INPUT:
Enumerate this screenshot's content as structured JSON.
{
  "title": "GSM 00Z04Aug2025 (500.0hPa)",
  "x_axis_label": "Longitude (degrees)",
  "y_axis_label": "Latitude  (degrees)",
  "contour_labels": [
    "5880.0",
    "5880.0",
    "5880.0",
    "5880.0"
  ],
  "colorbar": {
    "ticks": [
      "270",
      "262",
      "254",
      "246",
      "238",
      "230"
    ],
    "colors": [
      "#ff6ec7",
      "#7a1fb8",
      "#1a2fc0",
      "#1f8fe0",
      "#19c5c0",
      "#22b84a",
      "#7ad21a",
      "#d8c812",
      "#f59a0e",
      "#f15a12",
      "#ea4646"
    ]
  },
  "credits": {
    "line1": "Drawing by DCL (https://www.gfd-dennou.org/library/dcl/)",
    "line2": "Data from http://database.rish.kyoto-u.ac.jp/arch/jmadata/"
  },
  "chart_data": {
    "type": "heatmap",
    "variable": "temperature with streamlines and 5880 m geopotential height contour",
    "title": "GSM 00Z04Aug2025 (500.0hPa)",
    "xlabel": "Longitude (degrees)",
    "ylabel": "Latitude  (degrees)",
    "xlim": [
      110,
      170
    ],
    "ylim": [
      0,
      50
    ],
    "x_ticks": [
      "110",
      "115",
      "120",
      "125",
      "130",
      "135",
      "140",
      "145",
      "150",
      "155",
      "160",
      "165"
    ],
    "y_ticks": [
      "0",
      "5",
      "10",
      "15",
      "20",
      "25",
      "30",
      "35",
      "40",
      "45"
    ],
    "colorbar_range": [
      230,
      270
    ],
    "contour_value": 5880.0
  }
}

WRITTEN INSTRUCTION: Select the lines from the entries that include the word "degrees".

EXPECTED ANSWER:
  "x_axis_label": "Longitude (degrees)",
  "y_axis_label": "Latitude  (degrees)",
    "xlabel": "Longitude (degrees)",
    "ylabel": "Latitude  (degrees)",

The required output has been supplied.